**Aim**
Retype the whole listing, please, keeping every line exact and dropping the pictures.
################
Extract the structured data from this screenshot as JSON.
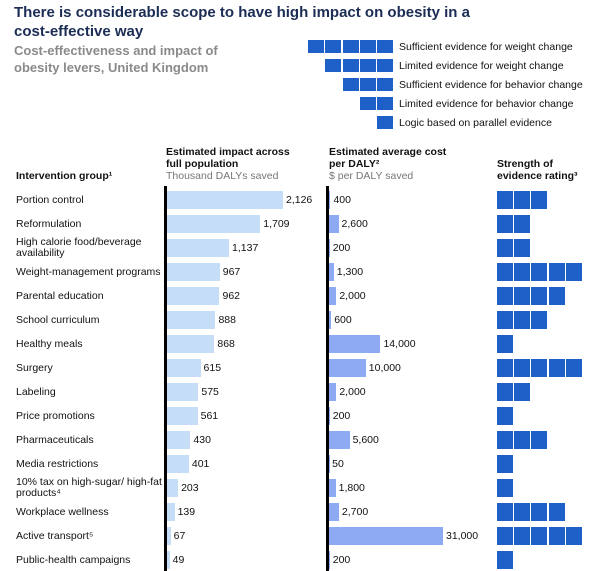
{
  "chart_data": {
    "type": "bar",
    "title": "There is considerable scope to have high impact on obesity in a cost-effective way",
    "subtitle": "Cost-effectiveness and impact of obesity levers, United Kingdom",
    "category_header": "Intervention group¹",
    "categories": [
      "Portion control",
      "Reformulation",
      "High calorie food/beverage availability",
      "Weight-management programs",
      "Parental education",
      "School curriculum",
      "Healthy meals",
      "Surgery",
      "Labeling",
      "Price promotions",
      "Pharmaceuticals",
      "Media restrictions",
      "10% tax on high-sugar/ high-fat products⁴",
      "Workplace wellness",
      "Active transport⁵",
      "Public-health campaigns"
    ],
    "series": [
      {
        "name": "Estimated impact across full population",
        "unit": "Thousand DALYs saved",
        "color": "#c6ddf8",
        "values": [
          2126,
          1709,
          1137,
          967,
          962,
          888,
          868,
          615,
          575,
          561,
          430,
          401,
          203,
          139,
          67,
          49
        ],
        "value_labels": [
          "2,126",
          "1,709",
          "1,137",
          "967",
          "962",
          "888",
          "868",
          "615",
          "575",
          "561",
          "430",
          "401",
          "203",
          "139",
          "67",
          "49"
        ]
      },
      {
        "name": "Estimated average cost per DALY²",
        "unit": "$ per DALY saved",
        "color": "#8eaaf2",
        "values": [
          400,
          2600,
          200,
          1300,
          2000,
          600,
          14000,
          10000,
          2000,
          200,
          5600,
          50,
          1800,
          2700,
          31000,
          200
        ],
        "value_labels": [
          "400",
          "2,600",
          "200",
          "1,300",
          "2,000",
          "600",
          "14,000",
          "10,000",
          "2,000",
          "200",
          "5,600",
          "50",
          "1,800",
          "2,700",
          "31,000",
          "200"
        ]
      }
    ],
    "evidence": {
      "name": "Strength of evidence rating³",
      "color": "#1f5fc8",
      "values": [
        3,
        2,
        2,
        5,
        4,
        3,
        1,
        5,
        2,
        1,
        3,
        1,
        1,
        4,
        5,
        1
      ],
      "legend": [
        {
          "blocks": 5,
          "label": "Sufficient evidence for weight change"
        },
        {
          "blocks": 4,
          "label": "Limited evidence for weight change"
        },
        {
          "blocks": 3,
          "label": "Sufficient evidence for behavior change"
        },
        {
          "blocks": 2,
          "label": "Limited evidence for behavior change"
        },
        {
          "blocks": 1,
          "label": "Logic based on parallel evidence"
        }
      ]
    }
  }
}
################
**Exercise solution**
Extract the structured data from this screenshot as JSON.
{
  "chart_data": {
    "type": "bar",
    "title": "There is considerable scope to have high impact on obesity in a cost-effective way",
    "subtitle": "Cost-effectiveness and impact of obesity levers, United Kingdom",
    "category_header": "Intervention group¹",
    "categories": [
      "Portion control",
      "Reformulation",
      "High calorie food/beverage availability",
      "Weight-management programs",
      "Parental education",
      "School curriculum",
      "Healthy meals",
      "Surgery",
      "Labeling",
      "Price promotions",
      "Pharmaceuticals",
      "Media restrictions",
      "10% tax on high-sugar/ high-fat products⁴",
      "Workplace wellness",
      "Active transport⁵",
      "Public-health campaigns"
    ],
    "series": [
      {
        "name": "Estimated impact across full population",
        "unit": "Thousand DALYs saved",
        "color": "#c6ddf8",
        "values": [
          2126,
          1709,
          1137,
          967,
          962,
          888,
          868,
          615,
          575,
          561,
          430,
          401,
          203,
          139,
          67,
          49
        ],
        "value_labels": [
          "2,126",
          "1,709",
          "1,137",
          "967",
          "962",
          "888",
          "868",
          "615",
          "575",
          "561",
          "430",
          "401",
          "203",
          "139",
          "67",
          "49"
        ]
      },
      {
        "name": "Estimated average cost per DALY²",
        "unit": "$ per DALY saved",
        "color": "#8eaaf2",
        "values": [
          400,
          2600,
          200,
          1300,
          2000,
          600,
          14000,
          10000,
          2000,
          200,
          5600,
          50,
          1800,
          2700,
          31000,
          200
        ],
        "value_labels": [
          "400",
          "2,600",
          "200",
          "1,300",
          "2,000",
          "600",
          "14,000",
          "10,000",
          "2,000",
          "200",
          "5,600",
          "50",
          "1,800",
          "2,700",
          "31,000",
          "200"
        ]
      }
    ],
    "evidence": {
      "name": "Strength of evidence rating³",
      "color": "#1f5fc8",
      "values": [
        3,
        2,
        2,
        5,
        4,
        3,
        1,
        5,
        2,
        1,
        3,
        1,
        1,
        4,
        5,
        1
      ],
      "legend": [
        {
          "blocks": 5,
          "label": "Sufficient evidence for weight change"
        },
        {
          "blocks": 4,
          "label": "Limited evidence for weight change"
        },
        {
          "blocks": 3,
          "label": "Sufficient evidence for behavior change"
        },
        {
          "blocks": 2,
          "label": "Limited evidence for behavior change"
        },
        {
          "blocks": 1,
          "label": "Logic based on parallel evidence"
        }
      ]
    }
  }
}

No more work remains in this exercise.